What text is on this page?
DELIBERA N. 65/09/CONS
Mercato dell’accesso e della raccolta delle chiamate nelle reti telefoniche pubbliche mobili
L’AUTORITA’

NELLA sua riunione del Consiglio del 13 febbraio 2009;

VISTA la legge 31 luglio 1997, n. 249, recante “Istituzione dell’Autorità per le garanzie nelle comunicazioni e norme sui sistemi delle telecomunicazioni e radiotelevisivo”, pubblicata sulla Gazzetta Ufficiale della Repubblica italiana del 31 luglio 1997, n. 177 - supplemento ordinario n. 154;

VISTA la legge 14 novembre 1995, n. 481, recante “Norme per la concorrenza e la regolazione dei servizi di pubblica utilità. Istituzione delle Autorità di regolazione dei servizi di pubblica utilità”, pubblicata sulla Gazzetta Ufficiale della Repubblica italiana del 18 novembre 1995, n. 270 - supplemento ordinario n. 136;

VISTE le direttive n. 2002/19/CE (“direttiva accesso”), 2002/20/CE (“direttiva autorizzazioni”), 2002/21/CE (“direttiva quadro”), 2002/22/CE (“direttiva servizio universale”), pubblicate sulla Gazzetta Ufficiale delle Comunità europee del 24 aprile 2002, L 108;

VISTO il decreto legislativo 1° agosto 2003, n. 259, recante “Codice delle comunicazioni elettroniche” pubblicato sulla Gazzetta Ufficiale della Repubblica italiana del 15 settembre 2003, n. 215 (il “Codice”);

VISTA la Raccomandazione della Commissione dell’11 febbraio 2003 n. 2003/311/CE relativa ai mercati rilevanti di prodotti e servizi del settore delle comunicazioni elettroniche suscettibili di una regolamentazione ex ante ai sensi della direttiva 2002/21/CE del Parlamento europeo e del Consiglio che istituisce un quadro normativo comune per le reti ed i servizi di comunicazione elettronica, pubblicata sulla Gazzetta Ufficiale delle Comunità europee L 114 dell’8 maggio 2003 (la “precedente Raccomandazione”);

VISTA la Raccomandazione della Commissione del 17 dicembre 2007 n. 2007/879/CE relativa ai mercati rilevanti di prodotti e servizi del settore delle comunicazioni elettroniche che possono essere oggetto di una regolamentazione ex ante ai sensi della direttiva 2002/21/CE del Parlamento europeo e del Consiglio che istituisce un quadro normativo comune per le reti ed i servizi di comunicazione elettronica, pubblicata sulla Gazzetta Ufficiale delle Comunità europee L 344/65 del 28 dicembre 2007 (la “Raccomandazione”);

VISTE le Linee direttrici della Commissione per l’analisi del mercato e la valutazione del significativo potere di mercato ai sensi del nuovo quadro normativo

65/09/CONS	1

====

WHAT YOU SHOULD DO
Nothing should be left out: repeat all of the data exactly.

SOLUTION TO THE EXERCISE
What text is on this page?
DELIBERA N. 65/09/CONS
Mercato dell’accesso e della raccolta delle chiamate nelle reti telefoniche pubbliche mobili
L’AUTORITA’

NELLA sua riunione del Consiglio del 13 febbraio 2009;

VISTA la legge 31 luglio 1997, n. 249, recante “Istituzione dell’Autorità per le garanzie nelle comunicazioni e norme sui sistemi delle telecomunicazioni e radiotelevisivo”, pubblicata sulla Gazzetta Ufficiale della Repubblica italiana del 31 luglio 1997, n. 177 - supplemento ordinario n. 154;

VISTA la legge 14 novembre 1995, n. 481, recante “Norme per la concorrenza e la regolazione dei servizi di pubblica utilità. Istituzione delle Autorità di regolazione dei servizi di pubblica utilità”, pubblicata sulla Gazzetta Ufficiale della Repubblica italiana del 18 novembre 1995, n. 270 - supplemento ordinario n. 136;

VISTE le direttive n. 2002/19/CE (“direttiva accesso”), 2002/20/CE (“direttiva autorizzazioni”), 2002/21/CE (“direttiva quadro”), 2002/22/CE (“direttiva servizio universale”), pubblicate sulla Gazzetta Ufficiale delle Comunità europee del 24 aprile 2002, L 108;

VISTO il decreto legislativo 1° agosto 2003, n. 259, recante “Codice delle comunicazioni elettroniche” pubblicato sulla Gazzetta Ufficiale della Repubblica italiana del 15 settembre 2003, n. 215 (il “Codice”);

VISTA la Raccomandazione della Commissione dell’11 febbraio 2003 n. 2003/311/CE relativa ai mercati rilevanti di prodotti e servizi del settore delle comunicazioni elettroniche suscettibili di una regolamentazione ex ante ai sensi della direttiva 2002/21/CE del Parlamento europeo e del Consiglio che istituisce un quadro normativo comune per le reti ed i servizi di comunicazione elettronica, pubblicata sulla Gazzetta Ufficiale delle Comunità europee L 114 dell’8 maggio 2003 (la “precedente Raccomandazione”);

VISTA la Raccomandazione della Commissione del 17 dicembre 2007 n. 2007/879/CE relativa ai mercati rilevanti di prodotti e servizi del settore delle comunicazioni elettroniche che possono essere oggetto di una regolamentazione ex ante ai sensi della direttiva 2002/21/CE del Parlamento europeo e del Consiglio che istituisce un quadro normativo comune per le reti ed i servizi di comunicazione elettronica, pubblicata sulla Gazzetta Ufficiale delle Comunità europee L 344/65 del 28 dicembre 2007 (la “Raccomandazione”);

VISTE le Linee direttrici della Commissione per l’analisi del mercato e la valutazione del significativo potere di mercato ai sensi del nuovo quadro normativo

65/09/CONS	1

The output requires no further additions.